Supplied records:
________________________

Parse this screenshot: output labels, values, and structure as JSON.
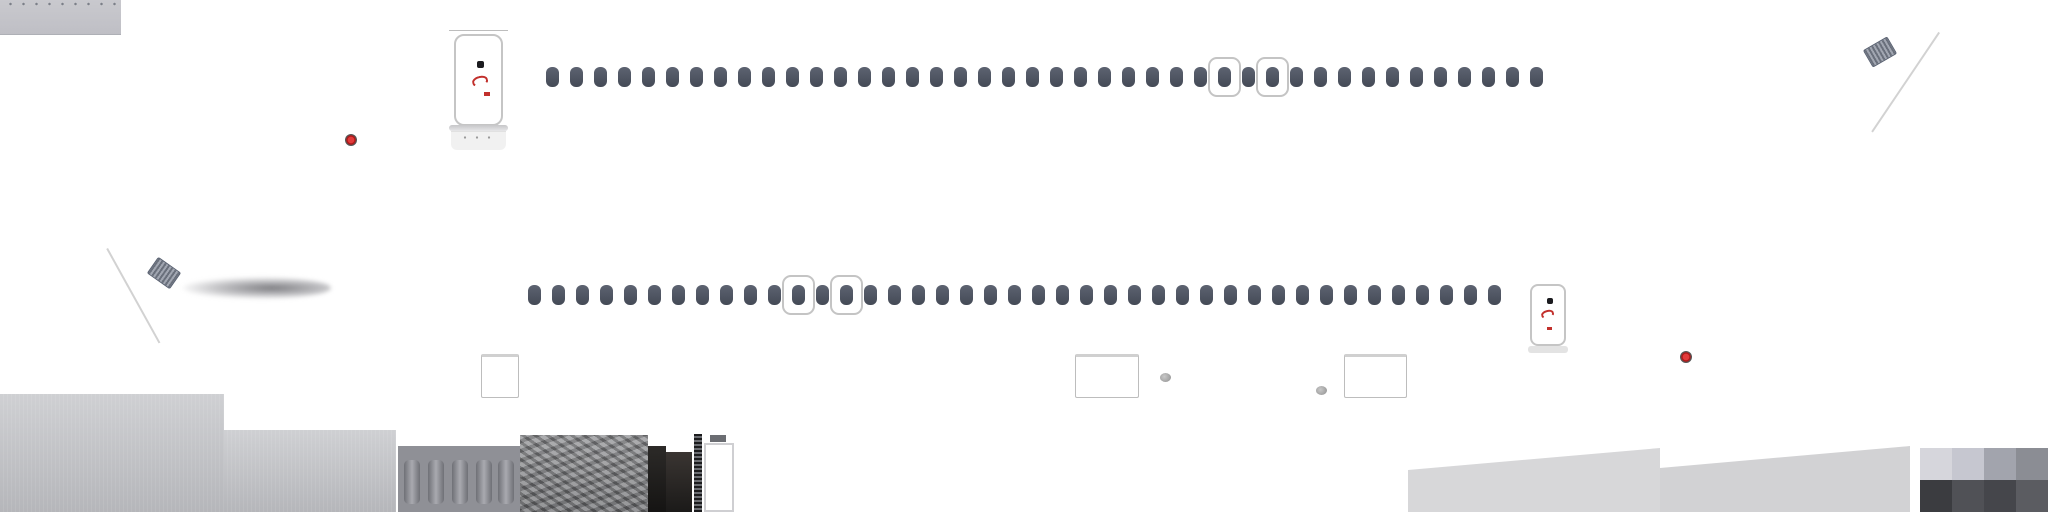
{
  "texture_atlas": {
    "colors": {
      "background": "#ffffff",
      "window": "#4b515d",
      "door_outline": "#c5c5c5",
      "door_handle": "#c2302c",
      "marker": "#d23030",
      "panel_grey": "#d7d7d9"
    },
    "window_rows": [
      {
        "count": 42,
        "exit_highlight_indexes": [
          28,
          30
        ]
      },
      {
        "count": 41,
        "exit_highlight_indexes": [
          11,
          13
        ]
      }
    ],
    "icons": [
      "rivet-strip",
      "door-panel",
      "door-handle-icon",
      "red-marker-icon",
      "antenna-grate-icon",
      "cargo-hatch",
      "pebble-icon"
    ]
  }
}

________________________

Set task: Leave out the pictures and repeat everything else in the records exactly.

Solution to this task:
Parse this screenshot: output labels, values, and structure as JSON.
{
  "texture_atlas": {
    "colors": {
      "background": "#ffffff",
      "window": "#4b515d",
      "door_outline": "#c5c5c5",
      "door_handle": "#c2302c",
      "marker": "#d23030",
      "panel_grey": "#d7d7d9"
    },
    "window_rows": [
      {
        "count": 42,
        "exit_highlight_indexes": [
          28,
          30
        ]
      },
      {
        "count": 41,
        "exit_highlight_indexes": [
          11,
          13
        ]
      }
    ],
    "icons": [
      "rivet-strip",
      "door-panel",
      "door-handle-icon",
      "red-marker-icon",
      "antenna-grate-icon",
      "cargo-hatch",
      "pebble-icon"
    ]
  }
}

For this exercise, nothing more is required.